● **What you will do**:
Find every line in the records below that contains the word "JEST", and copy each such line.

● **The records**:
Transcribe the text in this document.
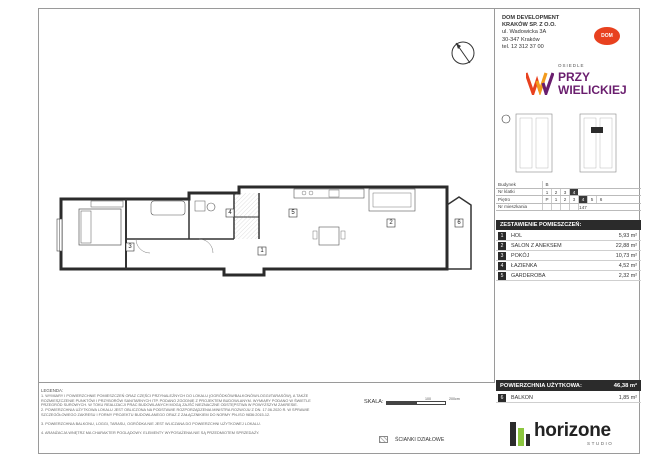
3
4	5
2
1
6
LEGENDA:
1. WYMIARY I POWIERZCHNIE POMIESZCZEŃ ORAZ CZĘŚCI PRZYNALEŻNYCH DO LOKALU (OGRÓDKÓW/BALKONÓW/LOGGI/TARASÓW), A TAKŻE ROZMIESZCZENIE PUNKTÓW I PRZYBORÓW SANITARNYCH ITP. PODANO ZGODNIE Z PROJEKTEM BUDOWLANYM. WYMIARY PODANO W ŚWIETLE PRZEGRÓD SUROWYCH. W TOKU REALIZACJI PRAC BUDOWLANYCH MOGĄ ZAJŚĆ NIEZNACZNE ODSTĘPSTWA W POWYŻSZYM ZAKRESIE.
2. POWIERZCHNIA UŻYTKOWA LOKALU JEST OBLICZONA NA PODSTAWIE ROZPORZĄDZENIA MINISTRA ROZWOJU Z DN. 17.06.2020 R. W SPRAWIE SZCZEGÓŁOWEGO ZAKRESU I FORMY PROJEKTU BUDOWLANEGO ORAZ Z ZAŁĄCZNIKIEM DO NORMY PN-ISO 9836:2015-12.
3. POWIERZCHNIA BALKONU, LOGGI, TARASU, OGRÓDKA NIE JEST WLICZANA DO POWIERZCHNI UŻYTKOWEJ LOKALU.
4. ARANŻACJA WNĘTRZ MA CHARAKTER POGLĄDOWY. ELEMENTY WYPOSAŻENIA NIE SĄ PRZEDMIOTEM SPRZEDAŻY.
SKALA:	100	200cm
ŚCIANKI DZIAŁOWE
DOM DEVELOPMENT
KRAKÓW SP. Z O.O.
ul. Wadowicka 3A
30-347 Kraków
tel. 12 312 37 00
DOM
OSIEDLE
PRZY
WIELICKIEJ
Budynek	B
Nr klatki	1	2	3	4
Piętro	P	1	2	3	4	5	6
Nr mieszkania	147
ZESTAWIENIE POMIESZCZEŃ:
1	HOL	5,93 m²
2	SALON Z ANEKSEM	22,88 m²
3	POKÓJ	10,73 m²
4	ŁAZIENKA	4,52 m²
5	GARDEROBA	2,32 m²
POWIERZCHNIA UŻYTKOWA:	46,38 m²
6	BALKON	1,85 m²
horizone
STUDIO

● **Exercise solution**:
2. POWIERZCHNIA UŻYTKOWA LOKALU JEST OBLICZONA NA PODSTAWIE ROZPORZĄDZENIA MINISTRA ROZWOJU Z DN. 17.06.2020 R. W SPRAWIE SZCZEGÓŁOWEGO ZAKRESU I FORMY PROJEKTU BUDOWLANEGO ORAZ Z ZAŁĄCZNIKIEM DO NORMY PN-ISO 9836:2015-12.
3. POWIERZCHNIA BALKONU, LOGGI, TARASU, OGRÓDKA NIE JEST WLICZANA DO POWIERZCHNI UŻYTKOWEJ LOKALU.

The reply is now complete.